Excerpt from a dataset
^^^^^^^^^^^^^^^^
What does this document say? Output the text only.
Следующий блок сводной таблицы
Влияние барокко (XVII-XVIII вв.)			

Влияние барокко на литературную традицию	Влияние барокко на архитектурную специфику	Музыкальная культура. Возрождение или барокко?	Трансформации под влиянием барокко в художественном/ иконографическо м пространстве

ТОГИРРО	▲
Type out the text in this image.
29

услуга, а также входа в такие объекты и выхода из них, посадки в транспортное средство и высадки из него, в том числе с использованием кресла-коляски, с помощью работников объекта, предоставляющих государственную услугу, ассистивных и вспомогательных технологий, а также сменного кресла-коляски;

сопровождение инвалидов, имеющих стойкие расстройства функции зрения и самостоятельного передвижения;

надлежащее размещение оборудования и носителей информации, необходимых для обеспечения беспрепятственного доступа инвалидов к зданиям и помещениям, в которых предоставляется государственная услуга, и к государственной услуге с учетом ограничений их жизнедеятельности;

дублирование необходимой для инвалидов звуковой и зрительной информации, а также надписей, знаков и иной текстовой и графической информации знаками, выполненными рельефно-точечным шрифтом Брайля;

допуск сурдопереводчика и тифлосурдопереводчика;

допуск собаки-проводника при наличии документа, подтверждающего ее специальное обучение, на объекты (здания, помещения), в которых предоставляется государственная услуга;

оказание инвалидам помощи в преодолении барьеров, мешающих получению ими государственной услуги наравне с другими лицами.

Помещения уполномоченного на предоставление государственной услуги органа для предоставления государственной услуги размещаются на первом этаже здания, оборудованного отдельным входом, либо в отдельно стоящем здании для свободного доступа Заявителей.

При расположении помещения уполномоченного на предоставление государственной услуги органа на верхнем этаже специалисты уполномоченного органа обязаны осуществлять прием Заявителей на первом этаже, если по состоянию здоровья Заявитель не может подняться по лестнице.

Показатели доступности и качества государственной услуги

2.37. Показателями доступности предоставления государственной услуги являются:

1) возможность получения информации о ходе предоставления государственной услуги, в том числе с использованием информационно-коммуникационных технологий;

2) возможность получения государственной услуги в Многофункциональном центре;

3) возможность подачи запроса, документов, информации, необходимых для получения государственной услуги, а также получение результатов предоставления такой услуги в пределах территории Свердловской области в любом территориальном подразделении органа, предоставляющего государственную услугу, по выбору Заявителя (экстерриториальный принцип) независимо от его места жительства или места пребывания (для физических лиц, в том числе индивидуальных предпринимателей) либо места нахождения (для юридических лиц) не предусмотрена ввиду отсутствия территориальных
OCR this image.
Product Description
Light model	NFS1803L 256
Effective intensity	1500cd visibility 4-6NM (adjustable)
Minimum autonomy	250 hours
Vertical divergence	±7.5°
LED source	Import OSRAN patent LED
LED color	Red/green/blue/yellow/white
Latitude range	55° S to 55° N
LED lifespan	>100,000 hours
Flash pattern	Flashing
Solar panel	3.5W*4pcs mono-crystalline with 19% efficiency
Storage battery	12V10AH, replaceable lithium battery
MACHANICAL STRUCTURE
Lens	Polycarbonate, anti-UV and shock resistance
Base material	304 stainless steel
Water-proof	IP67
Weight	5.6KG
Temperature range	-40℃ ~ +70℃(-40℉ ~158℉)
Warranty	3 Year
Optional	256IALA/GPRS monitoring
^^^^^^^^^^^^^^^^
- AIM OF THE EXERCISE -
Using the listing above, gather each line that holds the string "барокко" and copy it.

- WRITTEN RESPONSE -
Влияние барокко (XVII-XVIII вв.)			
Влияние барокко на литературную традицию	Влияние барокко на архитектурную специфику	Музыкальная культура. Возрождение или барокко?	Трансформации под влиянием барокко в художественном/ иконографическо м пространстве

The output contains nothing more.